EXERCISE GOAL
Your task is to write out exactly the lines from the line containing "What text is on this page?" through the end of the records, inclusive at both ends.

--- Start of DATA FOR THIS EXERCISE ---

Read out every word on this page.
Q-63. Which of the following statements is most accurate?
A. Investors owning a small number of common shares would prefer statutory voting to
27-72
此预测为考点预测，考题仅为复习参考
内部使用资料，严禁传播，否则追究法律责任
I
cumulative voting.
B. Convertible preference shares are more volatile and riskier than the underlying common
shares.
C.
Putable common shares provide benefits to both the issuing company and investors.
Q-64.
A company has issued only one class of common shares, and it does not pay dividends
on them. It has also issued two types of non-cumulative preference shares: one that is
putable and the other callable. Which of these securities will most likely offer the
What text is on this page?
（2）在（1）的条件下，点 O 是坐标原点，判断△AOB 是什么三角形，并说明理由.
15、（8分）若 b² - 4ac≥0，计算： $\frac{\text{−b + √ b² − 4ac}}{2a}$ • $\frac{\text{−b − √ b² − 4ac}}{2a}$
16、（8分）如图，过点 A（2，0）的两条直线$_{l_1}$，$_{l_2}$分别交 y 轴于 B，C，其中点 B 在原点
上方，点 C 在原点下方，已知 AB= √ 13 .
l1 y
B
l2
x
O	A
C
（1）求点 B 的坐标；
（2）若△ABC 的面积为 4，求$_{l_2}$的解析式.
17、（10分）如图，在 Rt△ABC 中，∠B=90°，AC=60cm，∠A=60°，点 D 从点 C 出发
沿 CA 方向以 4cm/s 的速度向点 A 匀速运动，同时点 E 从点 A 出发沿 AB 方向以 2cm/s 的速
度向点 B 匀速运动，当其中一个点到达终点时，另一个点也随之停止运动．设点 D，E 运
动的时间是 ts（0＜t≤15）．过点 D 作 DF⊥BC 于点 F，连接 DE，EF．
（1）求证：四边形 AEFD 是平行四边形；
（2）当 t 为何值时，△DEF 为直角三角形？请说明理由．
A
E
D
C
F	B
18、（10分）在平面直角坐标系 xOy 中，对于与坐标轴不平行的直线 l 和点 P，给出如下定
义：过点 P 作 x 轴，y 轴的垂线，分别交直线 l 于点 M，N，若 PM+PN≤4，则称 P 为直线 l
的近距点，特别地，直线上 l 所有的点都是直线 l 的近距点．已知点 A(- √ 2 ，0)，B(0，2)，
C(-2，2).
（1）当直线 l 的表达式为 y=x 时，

--- End of DATA FOR THIS EXERCISE ---

RESPONSE TO THE TASK
What text is on this page?
（2）在（1）的条件下，点 O 是坐标原点，判断△AOB 是什么三角形，并说明理由.
15、（8分）若 b² - 4ac≥0，计算： $\frac{\text{−b + √ b² − 4ac}}{2a}$ • $\frac{\text{−b − √ b² − 4ac}}{2a}$
16、（8分）如图，过点 A（2，0）的两条直线$_{l_1}$，$_{l_2}$分别交 y 轴于 B，C，其中点 B 在原点
上方，点 C 在原点下方，已知 AB= √ 13 .
l1 y
B
l2
x
O	A
C
（1）求点 B 的坐标；
（2）若△ABC 的面积为 4，求$_{l_2}$的解析式.
17、（10分）如图，在 Rt△ABC 中，∠B=90°，AC=60cm，∠A=60°，点 D 从点 C 出发
沿 CA 方向以 4cm/s 的速度向点 A 匀速运动，同时点 E 从点 A 出发沿 AB 方向以 2cm/s 的速
度向点 B 匀速运动，当其中一个点到达终点时，另一个点也随之停止运动．设点 D，E 运
动的时间是 ts（0＜t≤15）．过点 D 作 DF⊥BC 于点 F，连接 DE，EF．
（1）求证：四边形 AEFD 是平行四边形；
（2）当 t 为何值时，△DEF 为直角三角形？请说明理由．
A
E
D
C
F	B
18、（10分）在平面直角坐标系 xOy 中，对于与坐标轴不平行的直线 l 和点 P，给出如下定
义：过点 P 作 x 轴，y 轴的垂线，分别交直线 l 于点 M，N，若 PM+PN≤4，则称 P 为直线 l
的近距点，特别地，直线上 l 所有的点都是直线 l 的近距点．已知点 A(- √ 2 ，0)，B(0，2)，
C(-2，2).
（1）当直线 l 的表达式为 y=x 时，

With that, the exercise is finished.